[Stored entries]
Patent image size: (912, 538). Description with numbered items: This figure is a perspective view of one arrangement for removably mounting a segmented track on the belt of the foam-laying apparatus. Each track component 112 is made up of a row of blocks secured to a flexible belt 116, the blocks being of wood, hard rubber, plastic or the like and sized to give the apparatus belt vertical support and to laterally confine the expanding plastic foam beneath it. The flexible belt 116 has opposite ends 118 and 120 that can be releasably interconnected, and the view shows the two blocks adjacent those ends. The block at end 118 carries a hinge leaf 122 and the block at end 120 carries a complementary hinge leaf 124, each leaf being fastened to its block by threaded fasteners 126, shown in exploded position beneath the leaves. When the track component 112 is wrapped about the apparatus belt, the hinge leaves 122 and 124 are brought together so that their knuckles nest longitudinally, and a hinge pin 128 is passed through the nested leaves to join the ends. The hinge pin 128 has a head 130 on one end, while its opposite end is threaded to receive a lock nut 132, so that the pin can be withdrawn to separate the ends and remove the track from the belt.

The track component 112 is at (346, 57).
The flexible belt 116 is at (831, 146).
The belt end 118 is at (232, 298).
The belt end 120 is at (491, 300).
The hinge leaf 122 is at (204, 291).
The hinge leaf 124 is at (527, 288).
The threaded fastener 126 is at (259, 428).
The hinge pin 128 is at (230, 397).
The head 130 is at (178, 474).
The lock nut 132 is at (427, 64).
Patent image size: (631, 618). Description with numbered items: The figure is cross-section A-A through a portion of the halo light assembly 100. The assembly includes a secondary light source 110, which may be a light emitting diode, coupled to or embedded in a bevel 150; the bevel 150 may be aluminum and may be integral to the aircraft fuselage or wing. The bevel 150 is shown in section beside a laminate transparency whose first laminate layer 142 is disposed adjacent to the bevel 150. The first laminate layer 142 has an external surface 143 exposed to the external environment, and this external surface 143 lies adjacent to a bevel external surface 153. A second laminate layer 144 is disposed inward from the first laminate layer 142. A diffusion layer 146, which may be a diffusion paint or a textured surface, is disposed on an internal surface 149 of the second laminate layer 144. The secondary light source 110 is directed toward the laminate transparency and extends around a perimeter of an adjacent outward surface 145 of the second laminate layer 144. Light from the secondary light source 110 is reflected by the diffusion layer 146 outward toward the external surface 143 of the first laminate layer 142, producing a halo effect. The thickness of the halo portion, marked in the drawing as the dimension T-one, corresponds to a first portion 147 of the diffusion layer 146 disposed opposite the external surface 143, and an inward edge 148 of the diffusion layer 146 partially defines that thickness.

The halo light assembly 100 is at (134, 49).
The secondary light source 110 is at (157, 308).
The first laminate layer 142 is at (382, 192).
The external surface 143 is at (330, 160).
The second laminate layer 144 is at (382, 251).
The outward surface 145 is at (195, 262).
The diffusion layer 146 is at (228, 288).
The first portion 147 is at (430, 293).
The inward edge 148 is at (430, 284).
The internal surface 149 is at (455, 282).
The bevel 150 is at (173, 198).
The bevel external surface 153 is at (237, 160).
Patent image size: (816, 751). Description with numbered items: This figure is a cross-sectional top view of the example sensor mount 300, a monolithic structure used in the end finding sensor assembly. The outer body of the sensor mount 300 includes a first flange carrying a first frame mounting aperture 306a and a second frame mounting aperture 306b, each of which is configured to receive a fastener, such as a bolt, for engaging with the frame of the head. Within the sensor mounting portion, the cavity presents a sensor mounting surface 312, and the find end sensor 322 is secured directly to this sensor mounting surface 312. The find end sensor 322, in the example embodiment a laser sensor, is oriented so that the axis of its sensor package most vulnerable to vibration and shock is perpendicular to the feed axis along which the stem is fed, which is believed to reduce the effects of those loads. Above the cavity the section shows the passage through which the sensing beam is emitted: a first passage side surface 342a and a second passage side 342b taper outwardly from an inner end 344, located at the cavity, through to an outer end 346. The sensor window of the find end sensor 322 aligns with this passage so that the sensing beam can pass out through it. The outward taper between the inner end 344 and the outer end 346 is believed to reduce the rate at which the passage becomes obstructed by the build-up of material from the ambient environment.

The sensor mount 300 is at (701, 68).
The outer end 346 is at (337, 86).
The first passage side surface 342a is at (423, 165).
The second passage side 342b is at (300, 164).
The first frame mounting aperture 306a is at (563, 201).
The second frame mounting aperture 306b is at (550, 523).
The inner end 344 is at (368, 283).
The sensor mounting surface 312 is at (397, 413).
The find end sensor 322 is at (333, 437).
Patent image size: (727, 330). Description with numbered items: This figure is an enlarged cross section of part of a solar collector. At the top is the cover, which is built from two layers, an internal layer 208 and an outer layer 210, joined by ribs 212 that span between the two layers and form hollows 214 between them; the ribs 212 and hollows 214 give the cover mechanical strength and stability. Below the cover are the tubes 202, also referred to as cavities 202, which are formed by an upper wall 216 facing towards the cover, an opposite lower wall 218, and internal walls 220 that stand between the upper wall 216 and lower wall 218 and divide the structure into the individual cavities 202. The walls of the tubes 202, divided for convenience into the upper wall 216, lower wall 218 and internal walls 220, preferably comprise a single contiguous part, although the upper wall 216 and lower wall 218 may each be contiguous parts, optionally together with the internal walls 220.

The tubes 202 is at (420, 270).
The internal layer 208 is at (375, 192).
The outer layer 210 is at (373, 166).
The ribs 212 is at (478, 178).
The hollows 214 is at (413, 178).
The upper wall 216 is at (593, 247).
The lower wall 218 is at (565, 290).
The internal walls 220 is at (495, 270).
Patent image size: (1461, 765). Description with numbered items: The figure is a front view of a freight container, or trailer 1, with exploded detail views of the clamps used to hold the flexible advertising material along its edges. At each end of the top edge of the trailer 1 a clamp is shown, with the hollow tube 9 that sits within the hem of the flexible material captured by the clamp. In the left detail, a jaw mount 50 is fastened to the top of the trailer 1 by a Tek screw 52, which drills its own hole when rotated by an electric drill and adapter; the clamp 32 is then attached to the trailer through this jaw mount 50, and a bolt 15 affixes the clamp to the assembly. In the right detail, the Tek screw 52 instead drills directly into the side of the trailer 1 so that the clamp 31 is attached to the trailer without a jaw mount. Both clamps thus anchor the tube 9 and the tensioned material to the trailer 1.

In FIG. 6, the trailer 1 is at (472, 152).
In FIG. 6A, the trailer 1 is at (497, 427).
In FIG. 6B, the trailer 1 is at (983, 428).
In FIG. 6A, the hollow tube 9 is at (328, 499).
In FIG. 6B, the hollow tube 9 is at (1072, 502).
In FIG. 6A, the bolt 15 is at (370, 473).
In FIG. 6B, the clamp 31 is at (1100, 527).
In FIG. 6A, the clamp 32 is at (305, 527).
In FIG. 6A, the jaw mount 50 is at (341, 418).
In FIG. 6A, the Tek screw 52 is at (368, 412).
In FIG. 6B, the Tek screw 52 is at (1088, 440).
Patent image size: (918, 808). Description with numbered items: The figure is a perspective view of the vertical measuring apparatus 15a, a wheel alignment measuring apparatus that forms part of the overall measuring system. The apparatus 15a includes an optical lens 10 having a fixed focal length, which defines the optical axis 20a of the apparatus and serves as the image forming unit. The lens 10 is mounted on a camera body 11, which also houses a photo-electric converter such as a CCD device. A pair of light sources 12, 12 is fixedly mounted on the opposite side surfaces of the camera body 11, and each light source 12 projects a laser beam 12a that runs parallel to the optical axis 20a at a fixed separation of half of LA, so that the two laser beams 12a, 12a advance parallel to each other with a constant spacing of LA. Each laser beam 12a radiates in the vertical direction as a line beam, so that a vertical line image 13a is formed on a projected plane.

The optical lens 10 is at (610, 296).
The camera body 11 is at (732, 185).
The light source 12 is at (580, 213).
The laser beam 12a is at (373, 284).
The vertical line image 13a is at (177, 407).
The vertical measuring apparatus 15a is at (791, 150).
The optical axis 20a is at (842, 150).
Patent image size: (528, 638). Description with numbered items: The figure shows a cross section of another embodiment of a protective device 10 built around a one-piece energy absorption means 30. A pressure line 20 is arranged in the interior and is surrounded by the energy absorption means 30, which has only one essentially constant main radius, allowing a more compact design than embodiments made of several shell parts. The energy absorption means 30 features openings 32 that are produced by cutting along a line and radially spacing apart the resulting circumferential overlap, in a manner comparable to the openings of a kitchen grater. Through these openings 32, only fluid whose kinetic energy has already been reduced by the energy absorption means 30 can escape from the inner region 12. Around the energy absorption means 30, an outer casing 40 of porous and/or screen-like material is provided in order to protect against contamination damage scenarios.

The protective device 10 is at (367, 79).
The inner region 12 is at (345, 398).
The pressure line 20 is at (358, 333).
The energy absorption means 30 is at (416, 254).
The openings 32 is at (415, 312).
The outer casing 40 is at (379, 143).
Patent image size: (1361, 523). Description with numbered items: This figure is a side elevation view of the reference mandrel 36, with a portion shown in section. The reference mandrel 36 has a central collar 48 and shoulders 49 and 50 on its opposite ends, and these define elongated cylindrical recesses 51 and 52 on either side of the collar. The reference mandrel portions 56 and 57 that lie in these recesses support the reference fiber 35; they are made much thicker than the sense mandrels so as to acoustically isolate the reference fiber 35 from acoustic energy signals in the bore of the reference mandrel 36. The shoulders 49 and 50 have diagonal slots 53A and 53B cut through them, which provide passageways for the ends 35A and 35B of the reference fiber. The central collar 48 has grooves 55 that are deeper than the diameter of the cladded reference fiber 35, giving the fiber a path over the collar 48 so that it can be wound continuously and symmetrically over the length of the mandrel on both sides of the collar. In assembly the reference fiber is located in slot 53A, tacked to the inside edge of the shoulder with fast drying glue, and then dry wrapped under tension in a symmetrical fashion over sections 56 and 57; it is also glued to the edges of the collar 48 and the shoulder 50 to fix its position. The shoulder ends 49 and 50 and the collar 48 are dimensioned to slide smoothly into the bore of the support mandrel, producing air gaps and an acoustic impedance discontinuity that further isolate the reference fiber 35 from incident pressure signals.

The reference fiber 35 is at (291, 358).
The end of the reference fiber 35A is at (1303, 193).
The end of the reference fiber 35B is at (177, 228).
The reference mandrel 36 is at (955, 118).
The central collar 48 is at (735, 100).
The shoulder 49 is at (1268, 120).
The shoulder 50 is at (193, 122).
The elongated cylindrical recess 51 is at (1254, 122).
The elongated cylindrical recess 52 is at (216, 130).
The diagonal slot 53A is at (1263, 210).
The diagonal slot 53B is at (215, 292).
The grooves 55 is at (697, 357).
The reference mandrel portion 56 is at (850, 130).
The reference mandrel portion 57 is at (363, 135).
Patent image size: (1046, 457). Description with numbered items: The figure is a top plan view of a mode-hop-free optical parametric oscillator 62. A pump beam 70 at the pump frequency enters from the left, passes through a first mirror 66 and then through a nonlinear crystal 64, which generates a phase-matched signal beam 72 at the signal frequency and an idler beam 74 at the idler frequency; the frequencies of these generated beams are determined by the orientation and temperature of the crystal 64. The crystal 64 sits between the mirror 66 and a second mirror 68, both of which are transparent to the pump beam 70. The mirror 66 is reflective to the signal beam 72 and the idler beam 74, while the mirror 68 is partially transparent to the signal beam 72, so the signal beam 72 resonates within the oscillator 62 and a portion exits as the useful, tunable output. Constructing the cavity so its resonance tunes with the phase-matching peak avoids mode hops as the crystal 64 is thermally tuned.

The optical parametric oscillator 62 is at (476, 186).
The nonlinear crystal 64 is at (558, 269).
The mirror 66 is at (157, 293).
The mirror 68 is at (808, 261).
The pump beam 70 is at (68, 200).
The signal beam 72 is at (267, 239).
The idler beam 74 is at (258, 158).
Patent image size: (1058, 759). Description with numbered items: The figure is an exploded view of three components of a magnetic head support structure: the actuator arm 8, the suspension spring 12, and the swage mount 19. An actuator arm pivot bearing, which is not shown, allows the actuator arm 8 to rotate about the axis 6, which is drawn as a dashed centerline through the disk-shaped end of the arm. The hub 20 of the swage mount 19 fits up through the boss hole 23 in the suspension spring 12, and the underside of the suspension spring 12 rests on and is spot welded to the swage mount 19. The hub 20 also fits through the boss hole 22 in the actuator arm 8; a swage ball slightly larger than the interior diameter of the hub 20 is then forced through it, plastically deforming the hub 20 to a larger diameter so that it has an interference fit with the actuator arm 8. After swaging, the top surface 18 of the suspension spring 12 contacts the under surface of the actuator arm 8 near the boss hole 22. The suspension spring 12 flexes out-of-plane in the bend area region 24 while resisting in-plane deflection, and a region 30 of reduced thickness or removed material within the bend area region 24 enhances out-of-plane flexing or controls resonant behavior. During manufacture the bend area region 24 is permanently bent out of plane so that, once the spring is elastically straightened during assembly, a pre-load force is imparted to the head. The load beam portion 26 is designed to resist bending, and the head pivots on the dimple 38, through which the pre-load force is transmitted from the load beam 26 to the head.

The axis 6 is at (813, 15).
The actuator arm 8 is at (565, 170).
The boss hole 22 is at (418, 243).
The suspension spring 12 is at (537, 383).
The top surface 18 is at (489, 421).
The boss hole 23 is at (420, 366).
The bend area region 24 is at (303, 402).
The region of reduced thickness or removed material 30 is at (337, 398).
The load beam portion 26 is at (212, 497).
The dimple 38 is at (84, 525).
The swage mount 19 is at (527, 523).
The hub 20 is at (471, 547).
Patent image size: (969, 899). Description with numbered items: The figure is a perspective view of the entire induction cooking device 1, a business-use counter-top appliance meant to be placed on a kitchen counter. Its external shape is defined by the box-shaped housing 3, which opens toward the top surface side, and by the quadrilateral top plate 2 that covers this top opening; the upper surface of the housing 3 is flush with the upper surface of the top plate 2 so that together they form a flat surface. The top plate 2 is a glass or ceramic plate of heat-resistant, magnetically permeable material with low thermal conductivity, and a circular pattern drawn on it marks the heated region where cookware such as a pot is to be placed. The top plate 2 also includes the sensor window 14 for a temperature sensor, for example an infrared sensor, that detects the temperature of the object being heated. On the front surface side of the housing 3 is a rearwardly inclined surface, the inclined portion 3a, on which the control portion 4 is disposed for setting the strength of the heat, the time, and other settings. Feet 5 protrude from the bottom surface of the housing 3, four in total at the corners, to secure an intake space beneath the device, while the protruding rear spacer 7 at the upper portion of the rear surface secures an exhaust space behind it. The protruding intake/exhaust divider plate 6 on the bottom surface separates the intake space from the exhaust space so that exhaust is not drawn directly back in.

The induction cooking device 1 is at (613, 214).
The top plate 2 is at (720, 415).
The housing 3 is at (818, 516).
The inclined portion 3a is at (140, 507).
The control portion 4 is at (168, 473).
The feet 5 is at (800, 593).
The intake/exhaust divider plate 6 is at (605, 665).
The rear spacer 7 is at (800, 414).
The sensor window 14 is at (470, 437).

• [GIVEN PROBLEM]:
Return, line for line, everything from the start of the rows down to the line that contains "The lock nut 132 is at (427, 64).".

• [SOLUTION]:
Patent image size: (912, 538). Description with numbered items: This figure is a perspective view of one arrangement for removably mounting a segmented track on the belt of the foam-laying apparatus. Each track component 112 is made up of a row of blocks secured to a flexible belt 116, the blocks being of wood, hard rubber, plastic or the like and sized to give the apparatus belt vertical support and to laterally confine the expanding plastic foam beneath it. The flexible belt 116 has opposite ends 118 and 120 that can be releasably interconnected, and the view shows the two blocks adjacent those ends. The block at end 118 carries a hinge leaf 122 and the block at end 120 carries a complementary hinge leaf 124, each leaf being fastened to its block by threaded fasteners 126, shown in exploded position beneath the leaves. When the track component 112 is wrapped about the apparatus belt, the hinge leaves 122 and 124 are brought together so that their knuckles nest longitudinally, and a hinge pin 128 is passed through the nested leaves to join the ends. The hinge pin 128 has a head 130 on one end, while its opposite end is threaded to receive a lock nut 132, so that the pin can be withdrawn to separate the ends and remove the track from the belt.

The track component 112 is at (346, 57).
The flexible belt 116 is at (831, 146).
The belt end 118 is at (232, 298).
The belt end 120 is at (491, 300).
The hinge leaf 122 is at (204, 291).
The hinge leaf 124 is at (527, 288).
The threaded fastener 126 is at (259, 428).
The hinge pin 128 is at (230, 397).
The head 130 is at (178, 474).
The lock nut 132 is at (427, 64).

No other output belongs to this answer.